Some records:
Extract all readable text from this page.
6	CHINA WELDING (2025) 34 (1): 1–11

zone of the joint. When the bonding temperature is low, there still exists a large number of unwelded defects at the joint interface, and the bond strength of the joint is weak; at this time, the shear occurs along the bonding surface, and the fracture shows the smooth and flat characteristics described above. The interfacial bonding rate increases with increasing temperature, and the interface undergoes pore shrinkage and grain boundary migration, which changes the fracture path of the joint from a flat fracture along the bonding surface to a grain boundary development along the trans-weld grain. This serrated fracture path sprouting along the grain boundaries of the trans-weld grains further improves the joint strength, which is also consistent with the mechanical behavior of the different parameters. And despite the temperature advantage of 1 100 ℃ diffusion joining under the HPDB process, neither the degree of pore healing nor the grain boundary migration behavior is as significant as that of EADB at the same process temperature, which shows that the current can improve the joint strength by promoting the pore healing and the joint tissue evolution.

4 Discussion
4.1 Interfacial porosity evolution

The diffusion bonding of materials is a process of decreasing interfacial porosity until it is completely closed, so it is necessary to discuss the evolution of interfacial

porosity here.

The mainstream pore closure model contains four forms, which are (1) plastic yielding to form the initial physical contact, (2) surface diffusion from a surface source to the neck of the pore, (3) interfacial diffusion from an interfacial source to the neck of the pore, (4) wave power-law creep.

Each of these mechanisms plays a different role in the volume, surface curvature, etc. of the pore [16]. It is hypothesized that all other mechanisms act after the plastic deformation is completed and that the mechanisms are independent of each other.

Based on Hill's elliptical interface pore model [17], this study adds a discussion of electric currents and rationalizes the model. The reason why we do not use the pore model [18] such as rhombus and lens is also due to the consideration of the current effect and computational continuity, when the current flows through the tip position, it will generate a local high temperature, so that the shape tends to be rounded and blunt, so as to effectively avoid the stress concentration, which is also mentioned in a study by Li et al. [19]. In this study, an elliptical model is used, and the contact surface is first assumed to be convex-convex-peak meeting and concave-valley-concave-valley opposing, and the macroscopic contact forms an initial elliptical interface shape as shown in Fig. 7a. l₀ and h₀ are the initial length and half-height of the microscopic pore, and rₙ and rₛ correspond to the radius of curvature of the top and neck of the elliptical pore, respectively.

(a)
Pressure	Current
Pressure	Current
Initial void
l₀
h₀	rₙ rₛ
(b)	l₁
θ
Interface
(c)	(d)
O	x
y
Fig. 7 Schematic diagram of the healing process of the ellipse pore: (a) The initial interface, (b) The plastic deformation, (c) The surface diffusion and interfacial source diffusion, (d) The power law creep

Short problem:
Give the count of lines holding the word "evolution", with no other words.

Solution for this task:
3